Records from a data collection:
*-*-*

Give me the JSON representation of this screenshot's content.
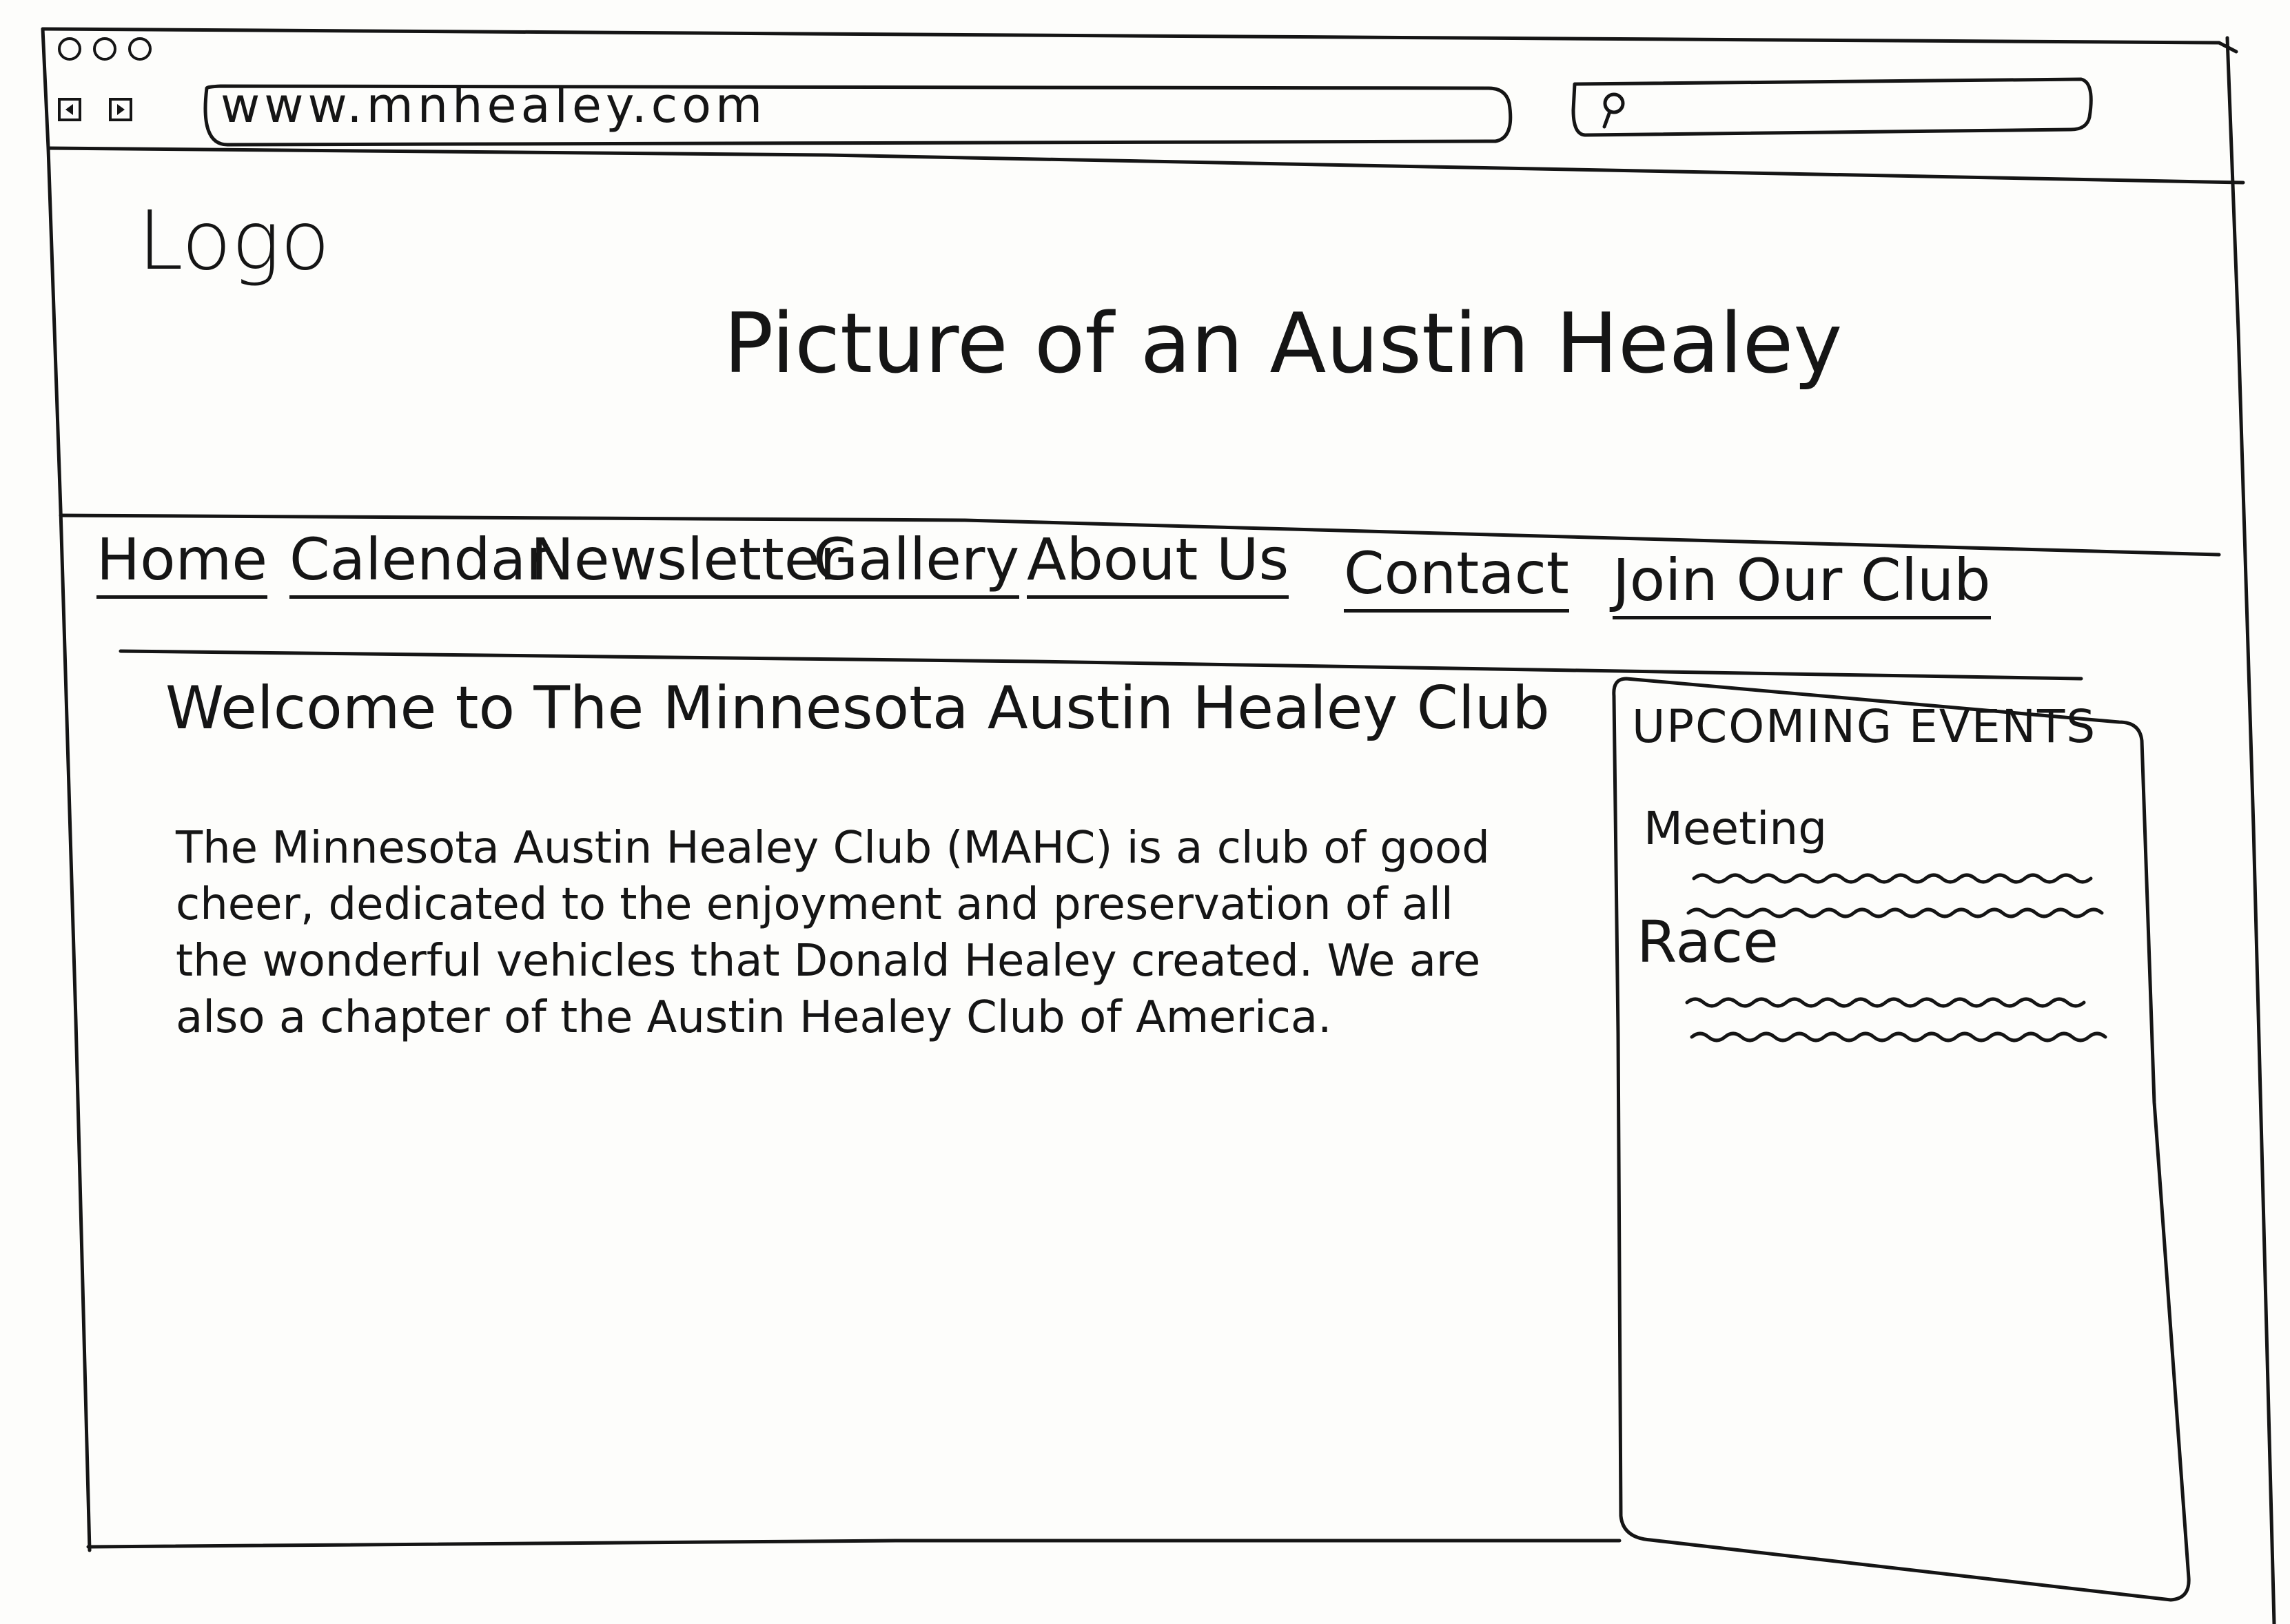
{
  "browser": {
    "url": "www.mnhealey.com",
    "search_placeholder": ""
  },
  "header": {
    "logo_text": "Logo",
    "hero_text": "Picture of an Austin Healey"
  },
  "nav": {
    "items": [
      {
        "label": "Home"
      },
      {
        "label": "Calendar"
      },
      {
        "label": "Newsletter"
      },
      {
        "label": "Gallery"
      },
      {
        "label": "About Us"
      },
      {
        "label": "Contact"
      },
      {
        "label": "Join Our Club"
      }
    ]
  },
  "main": {
    "heading": "Welcome to The Minnesota Austin Healey Club",
    "intro": "The Minnesota Austin Healey Club (MAHC) is a club of good cheer, dedicated to the enjoyment and preservation of all the wonderful vehicles that Donald Healey created. We are also a chapter of the Austin Healey Club of America."
  },
  "sidebar": {
    "title": "UPCOMING EVENTS",
    "events": [
      {
        "label": "Meeting"
      },
      {
        "label": "Race"
      }
    ]
  }
}
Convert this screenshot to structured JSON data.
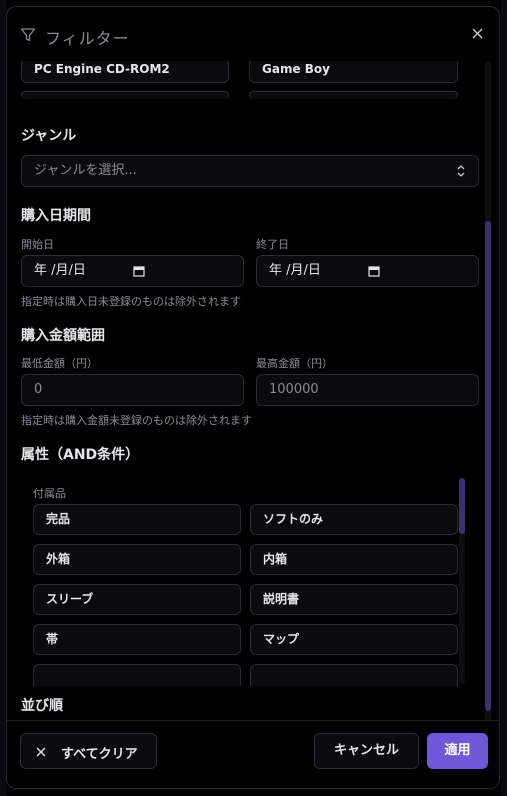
{
  "dialog": {
    "title": "フィルター",
    "close_icon": "close-icon",
    "filter_icon": "filter-icon"
  },
  "platforms": [
    "PC Engine CD-ROM2",
    "Game Boy"
  ],
  "genre": {
    "title": "ジャンル",
    "placeholder": "ジャンルを選択..."
  },
  "purchase_date": {
    "title": "購入日期間",
    "start_label": "開始日",
    "end_label": "終了日",
    "start_value": "年 /月/日",
    "end_value": "年 /月/日",
    "note": "指定時は購入日未登録のものは除外されます"
  },
  "price": {
    "title": "購入金額範囲",
    "min_label": "最低金額（円）",
    "max_label": "最高金額（円）",
    "min_placeholder": "0",
    "max_placeholder": "100000",
    "note": "指定時は購入金額未登録のものは除外されます"
  },
  "attributes": {
    "title": "属性（AND条件）",
    "group_label": "付属品",
    "items": [
      "完品",
      "ソフトのみ",
      "外箱",
      "内箱",
      "スリーブ",
      "説明書",
      "帯",
      "マップ"
    ]
  },
  "sort": {
    "title": "並び順"
  },
  "footer": {
    "clear_label": "すべてクリア",
    "cancel_label": "キャンセル",
    "apply_label": "適用"
  },
  "colors": {
    "accent": "#6f58d8",
    "scrollbar": "#3b3170"
  }
}
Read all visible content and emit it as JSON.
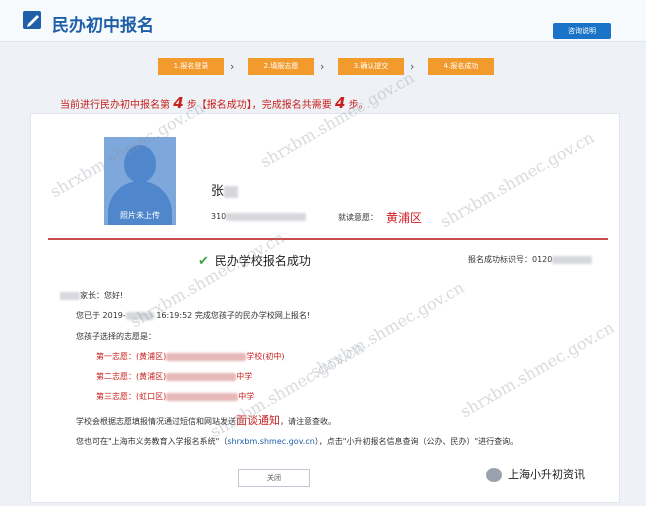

*-*-*

» **The request**: Work out how many lines above have the string "icon" in them, and give only the number.

» **Final result**: 2